- _Raw records_:
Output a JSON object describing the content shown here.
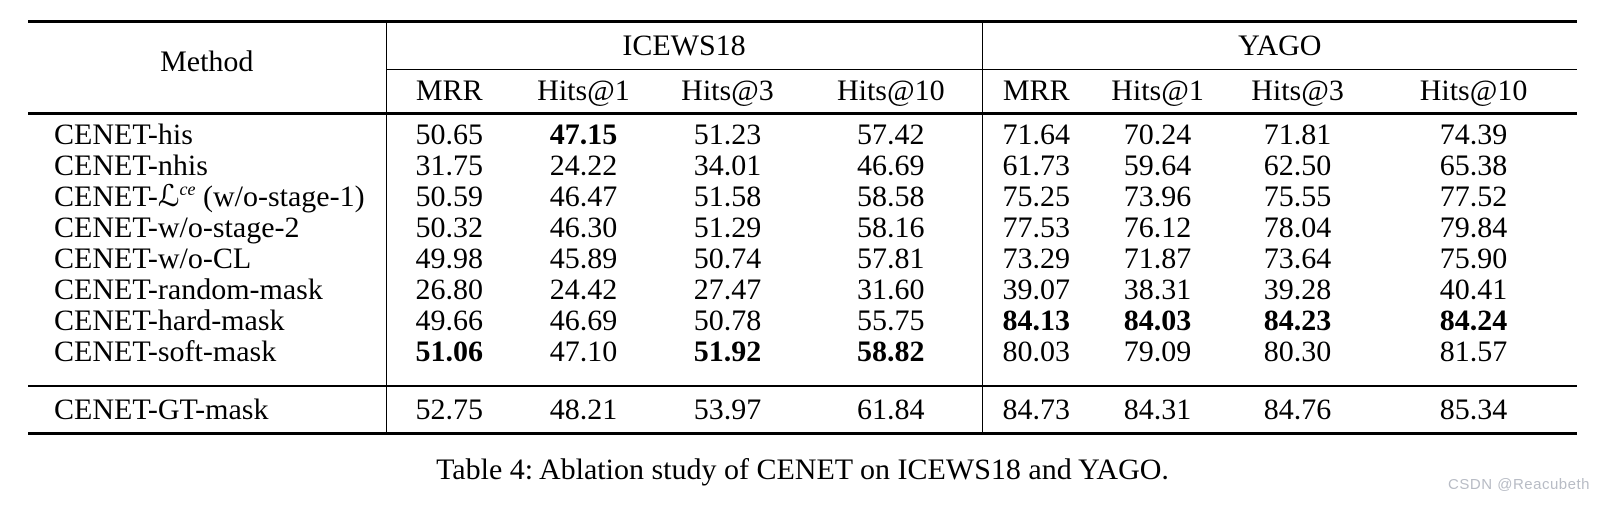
{
  "table": {
    "method_header": "Method",
    "groups": [
      {
        "label": "ICEWS18",
        "columns": [
          "MRR",
          "Hits@1",
          "Hits@3",
          "Hits@10"
        ]
      },
      {
        "label": "YAGO",
        "columns": [
          "MRR",
          "Hits@1",
          "Hits@3",
          "Hits@10"
        ]
      }
    ],
    "rows": [
      {
        "method": "CENET-his",
        "values": [
          "50.65",
          "47.15",
          "51.23",
          "57.42",
          "71.64",
          "70.24",
          "71.81",
          "74.39"
        ],
        "bold": [
          false,
          true,
          false,
          false,
          false,
          false,
          false,
          false
        ]
      },
      {
        "method": "CENET-nhis",
        "values": [
          "31.75",
          "24.22",
          "34.01",
          "46.69",
          "61.73",
          "59.64",
          "62.50",
          "65.38"
        ],
        "bold": [
          false,
          false,
          false,
          false,
          false,
          false,
          false,
          false
        ]
      },
      {
        "method_segments": [
          {
            "t": "CENET-",
            "s": "plain"
          },
          {
            "t": "ℒ",
            "s": "script"
          },
          {
            "t": "ce",
            "s": "sup"
          },
          {
            "t": " (w/o-stage-1)",
            "s": "plain"
          }
        ],
        "values": [
          "50.59",
          "46.47",
          "51.58",
          "58.58",
          "75.25",
          "73.96",
          "75.55",
          "77.52"
        ],
        "bold": [
          false,
          false,
          false,
          false,
          false,
          false,
          false,
          false
        ]
      },
      {
        "method": "CENET-w/o-stage-2",
        "values": [
          "50.32",
          "46.30",
          "51.29",
          "58.16",
          "77.53",
          "76.12",
          "78.04",
          "79.84"
        ],
        "bold": [
          false,
          false,
          false,
          false,
          false,
          false,
          false,
          false
        ]
      },
      {
        "method": "CENET-w/o-CL",
        "values": [
          "49.98",
          "45.89",
          "50.74",
          "57.81",
          "73.29",
          "71.87",
          "73.64",
          "75.90"
        ],
        "bold": [
          false,
          false,
          false,
          false,
          false,
          false,
          false,
          false
        ]
      },
      {
        "method": "CENET-random-mask",
        "values": [
          "26.80",
          "24.42",
          "27.47",
          "31.60",
          "39.07",
          "38.31",
          "39.28",
          "40.41"
        ],
        "bold": [
          false,
          false,
          false,
          false,
          false,
          false,
          false,
          false
        ]
      },
      {
        "method": "CENET-hard-mask",
        "values": [
          "49.66",
          "46.69",
          "50.78",
          "55.75",
          "84.13",
          "84.03",
          "84.23",
          "84.24"
        ],
        "bold": [
          false,
          false,
          false,
          false,
          true,
          true,
          true,
          true
        ]
      },
      {
        "method": "CENET-soft-mask",
        "values": [
          "51.06",
          "47.10",
          "51.92",
          "58.82",
          "80.03",
          "79.09",
          "80.30",
          "81.57"
        ],
        "bold": [
          true,
          false,
          true,
          true,
          false,
          false,
          false,
          false
        ]
      }
    ],
    "footer_rows": [
      {
        "method": "CENET-GT-mask",
        "values": [
          "52.75",
          "48.21",
          "53.97",
          "61.84",
          "84.73",
          "84.31",
          "84.76",
          "85.34"
        ],
        "bold": [
          false,
          false,
          false,
          false,
          false,
          false,
          false,
          false
        ]
      }
    ]
  },
  "caption": "Table 4: Ablation study of CENET on ICEWS18 and YAGO.",
  "watermark": "CSDN @Reacubeth",
  "colors": {
    "rule": "#000000",
    "background": "#ffffff",
    "watermark": "#b8bcc5"
  }
}
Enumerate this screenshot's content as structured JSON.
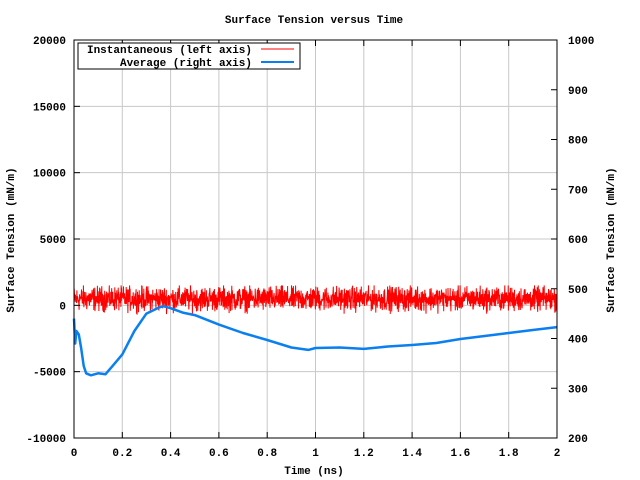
{
  "chart_data": {
    "type": "line",
    "title": "Surface Tension versus Time",
    "xlabel": "Time (ns)",
    "ylabel_left": "Surface Tension (mN/m)",
    "ylabel_right": "Surface Tension (mN/m)",
    "xlim": [
      0,
      2
    ],
    "ylim_left": [
      -10000,
      20000
    ],
    "ylim_right": [
      200,
      1000
    ],
    "x_ticks": [
      "0",
      "0.2",
      "0.4",
      "0.6",
      "0.8",
      "1",
      "1.2",
      "1.4",
      "1.6",
      "1.8",
      "2"
    ],
    "y_left_ticks": [
      "-10000",
      "-5000",
      "0",
      "5000",
      "10000",
      "15000",
      "20000"
    ],
    "y_right_ticks": [
      "200",
      "300",
      "400",
      "500",
      "600",
      "700",
      "800",
      "900",
      "1000"
    ],
    "grid": true,
    "legend_position": "top-left",
    "series": [
      {
        "name": "Instantaneous (left axis)",
        "axis": "left",
        "color": "#ff0000",
        "description_stats": {
          "mean": 500,
          "min": -700,
          "max": 1500,
          "samples": 2000
        }
      },
      {
        "name": "Average (right axis)",
        "axis": "right",
        "color": "#0a7ff0",
        "x": [
          0,
          0.005,
          0.01,
          0.02,
          0.03,
          0.04,
          0.05,
          0.07,
          0.1,
          0.13,
          0.16,
          0.2,
          0.25,
          0.3,
          0.35,
          0.37,
          0.4,
          0.45,
          0.5,
          0.6,
          0.7,
          0.8,
          0.9,
          0.97,
          1.0,
          1.1,
          1.2,
          1.3,
          1.4,
          1.5,
          1.6,
          1.7,
          1.8,
          1.9,
          2.0
        ],
        "y": [
          440,
          390,
          415,
          408,
          380,
          345,
          330,
          326,
          330,
          328,
          345,
          368,
          415,
          450,
          462,
          465,
          461,
          452,
          447,
          428,
          411,
          397,
          382,
          377,
          381,
          382,
          379,
          384,
          387,
          391,
          399,
          405,
          411,
          417,
          423
        ]
      }
    ]
  }
}
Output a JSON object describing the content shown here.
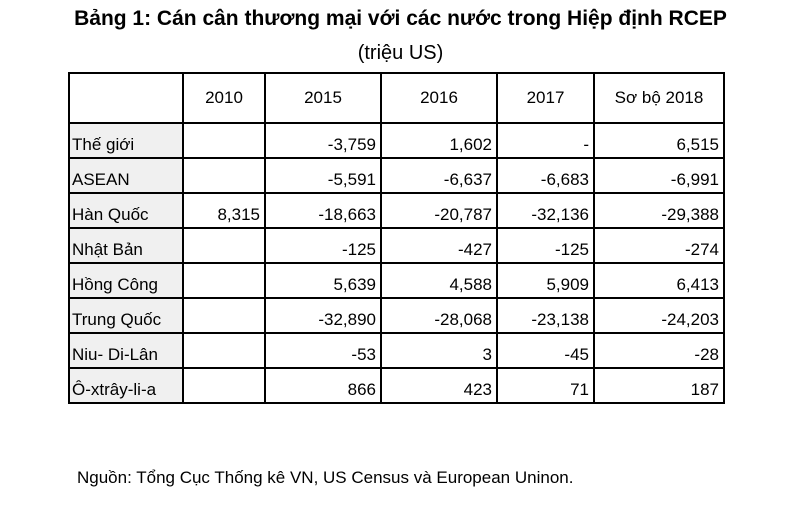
{
  "title": "Bảng 1: Cán cân thương mại với các nước trong Hiệp định RCEP",
  "subtitle": "(triệu US)",
  "table": {
    "headers": [
      "",
      "2010",
      "2015",
      "2016",
      "2017",
      "Sơ bộ 2018"
    ],
    "rows": [
      {
        "label": "Thế giới",
        "values": [
          "",
          "-3,759",
          "1,602",
          "-",
          "6,515"
        ]
      },
      {
        "label": "ASEAN",
        "values": [
          "",
          "-5,591",
          "-6,637",
          "-6,683",
          "-6,991"
        ]
      },
      {
        "label": "Hàn Quốc",
        "values": [
          "8,315",
          "-18,663",
          "-20,787",
          "-32,136",
          "-29,388"
        ]
      },
      {
        "label": "Nhật Bản",
        "values": [
          "",
          "-125",
          "-427",
          "-125",
          "-274"
        ]
      },
      {
        "label": "Hồng Công",
        "values": [
          "",
          "5,639",
          "4,588",
          "5,909",
          "6,413"
        ]
      },
      {
        "label": "Trung Quốc",
        "values": [
          "",
          "-32,890",
          "-28,068",
          "-23,138",
          "-24,203"
        ]
      },
      {
        "label": "Niu- Di-Lân",
        "values": [
          "",
          "-53",
          "3",
          "-45",
          "-28"
        ]
      },
      {
        "label": "Ô-xtrây-li-a",
        "values": [
          "",
          "866",
          "423",
          "71",
          "187"
        ]
      }
    ]
  },
  "source": "Nguồn: Tổng Cục Thống kê VN, US Census và European Uninon."
}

- _Requirements_: Write out again every line above exactly as given; the pictures do not belong in the copy.

- _Reply to the task_:
Output a JSON object describing the content shown here.
{
  "table": {
    "method_header": "Method",
    "groups": [
      {
        "label": "ICEWS18",
        "columns": [
          "MRR",
          "Hits@1",
          "Hits@3",
          "Hits@10"
        ]
      },
      {
        "label": "YAGO",
        "columns": [
          "MRR",
          "Hits@1",
          "Hits@3",
          "Hits@10"
        ]
      }
    ],
    "rows": [
      {
        "method": "CENET-his",
        "values": [
          "50.65",
          "47.15",
          "51.23",
          "57.42",
          "71.64",
          "70.24",
          "71.81",
          "74.39"
        ],
        "bold": [
          false,
          true,
          false,
          false,
          false,
          false,
          false,
          false
        ]
      },
      {
        "method": "CENET-nhis",
        "values": [
          "31.75",
          "24.22",
          "34.01",
          "46.69",
          "61.73",
          "59.64",
          "62.50",
          "65.38"
        ],
        "bold": [
          false,
          false,
          false,
          false,
          false,
          false,
          false,
          false
        ]
      },
      {
        "method_segments": [
          {
            "t": "CENET-",
            "s": "plain"
          },
          {
            "t": "ℒ",
            "s": "script"
          },
          {
            "t": "ce",
            "s": "sup"
          },
          {
            "t": " (w/o-stage-1)",
            "s": "plain"
          }
        ],
        "values": [
          "50.59",
          "46.47",
          "51.58",
          "58.58",
          "75.25",
          "73.96",
          "75.55",
          "77.52"
        ],
        "bold": [
          false,
          false,
          false,
          false,
          false,
          false,
          false,
          false
        ]
      },
      {
        "method": "CENET-w/o-stage-2",
        "values": [
          "50.32",
          "46.30",
          "51.29",
          "58.16",
          "77.53",
          "76.12",
          "78.04",
          "79.84"
        ],
        "bold": [
          false,
          false,
          false,
          false,
          false,
          false,
          false,
          false
        ]
      },
      {
        "method": "CENET-w/o-CL",
        "values": [
          "49.98",
          "45.89",
          "50.74",
          "57.81",
          "73.29",
          "71.87",
          "73.64",
          "75.90"
        ],
        "bold": [
          false,
          false,
          false,
          false,
          false,
          false,
          false,
          false
        ]
      },
      {
        "method": "CENET-random-mask",
        "values": [
          "26.80",
          "24.42",
          "27.47",
          "31.60",
          "39.07",
          "38.31",
          "39.28",
          "40.41"
        ],
        "bold": [
          false,
          false,
          false,
          false,
          false,
          false,
          false,
          false
        ]
      },
      {
        "method": "CENET-hard-mask",
        "values": [
          "49.66",
          "46.69",
          "50.78",
          "55.75",
          "84.13",
          "84.03",
          "84.23",
          "84.24"
        ],
        "bold": [
          false,
          false,
          false,
          false,
          true,
          true,
          true,
          true
        ]
      },
      {
        "method": "CENET-soft-mask",
        "values": [
          "51.06",
          "47.10",
          "51.92",
          "58.82",
          "80.03",
          "79.09",
          "80.30",
          "81.57"
        ],
        "bold": [
          true,
          false,
          true,
          true,
          false,
          false,
          false,
          false
        ]
      }
    ],
    "footer_rows": [
      {
        "method": "CENET-GT-mask",
        "values": [
          "52.75",
          "48.21",
          "53.97",
          "61.84",
          "84.73",
          "84.31",
          "84.76",
          "85.34"
        ],
        "bold": [
          false,
          false,
          false,
          false,
          false,
          false,
          false,
          false
        ]
      }
    ]
  },
  "caption": "Table 4: Ablation study of CENET on ICEWS18 and YAGO.",
  "watermark": "CSDN @Reacubeth",
  "colors": {
    "rule": "#000000",
    "background": "#ffffff",
    "watermark": "#b8bcc5"
  }
}
Enumerate this screenshot's content as structured JSON.
{
  "chart_data": {
    "type": "line",
    "title": "Surface Tension versus Time",
    "xlabel": "Time (ns)",
    "ylabel_left": "Surface Tension (mN/m)",
    "ylabel_right": "Surface Tension (mN/m)",
    "xlim": [
      0,
      2
    ],
    "ylim_left": [
      -10000,
      20000
    ],
    "ylim_right": [
      200,
      1000
    ],
    "x_ticks": [
      "0",
      "0.2",
      "0.4",
      "0.6",
      "0.8",
      "1",
      "1.2",
      "1.4",
      "1.6",
      "1.8",
      "2"
    ],
    "y_left_ticks": [
      "-10000",
      "-5000",
      "0",
      "5000",
      "10000",
      "15000",
      "20000"
    ],
    "y_right_ticks": [
      "200",
      "300",
      "400",
      "500",
      "600",
      "700",
      "800",
      "900",
      "1000"
    ],
    "grid": true,
    "legend_position": "top-left",
    "series": [
      {
        "name": "Instantaneous (left axis)",
        "axis": "left",
        "color": "#ff0000",
        "description_stats": {
          "mean": 500,
          "min": -700,
          "max": 1500,
          "samples": 2000
        }
      },
      {
        "name": "Average (right axis)",
        "axis": "right",
        "color": "#0a7ff0",
        "x": [
          0,
          0.005,
          0.01,
          0.02,
          0.03,
          0.04,
          0.05,
          0.07,
          0.1,
          0.13,
          0.16,
          0.2,
          0.25,
          0.3,
          0.35,
          0.37,
          0.4,
          0.45,
          0.5,
          0.6,
          0.7,
          0.8,
          0.9,
          0.97,
          1.0,
          1.1,
          1.2,
          1.3,
          1.4,
          1.5,
          1.6,
          1.7,
          1.8,
          1.9,
          2.0
        ],
        "y": [
          440,
          390,
          415,
          408,
          380,
          345,
          330,
          326,
          330,
          328,
          345,
          368,
          415,
          450,
          462,
          465,
          461,
          452,
          447,
          428,
          411,
          397,
          382,
          377,
          381,
          382,
          379,
          384,
          387,
          391,
          399,
          405,
          411,
          417,
          423
        ]
      }
    ]
  }
}
Output a JSON object describing the content shown here.
{
  "title": "Bảng 1: Cán cân thương mại với các nước trong Hiệp định RCEP",
  "subtitle": "(triệu US)",
  "table": {
    "headers": [
      "",
      "2010",
      "2015",
      "2016",
      "2017",
      "Sơ bộ 2018"
    ],
    "rows": [
      {
        "label": "Thế giới",
        "values": [
          "",
          "-3,759",
          "1,602",
          "-",
          "6,515"
        ]
      },
      {
        "label": "ASEAN",
        "values": [
          "",
          "-5,591",
          "-6,637",
          "-6,683",
          "-6,991"
        ]
      },
      {
        "label": "Hàn Quốc",
        "values": [
          "8,315",
          "-18,663",
          "-20,787",
          "-32,136",
          "-29,388"
        ]
      },
      {
        "label": "Nhật Bản",
        "values": [
          "",
          "-125",
          "-427",
          "-125",
          "-274"
        ]
      },
      {
        "label": "Hồng Công",
        "values": [
          "",
          "5,639",
          "4,588",
          "5,909",
          "6,413"
        ]
      },
      {
        "label": "Trung Quốc",
        "values": [
          "",
          "-32,890",
          "-28,068",
          "-23,138",
          "-24,203"
        ]
      },
      {
        "label": "Niu- Di-Lân",
        "values": [
          "",
          "-53",
          "3",
          "-45",
          "-28"
        ]
      },
      {
        "label": "Ô-xtrây-li-a",
        "values": [
          "",
          "866",
          "423",
          "71",
          "187"
        ]
      }
    ]
  },
  "source": "Nguồn: Tổng Cục Thống kê VN, US Census và European Uninon."
}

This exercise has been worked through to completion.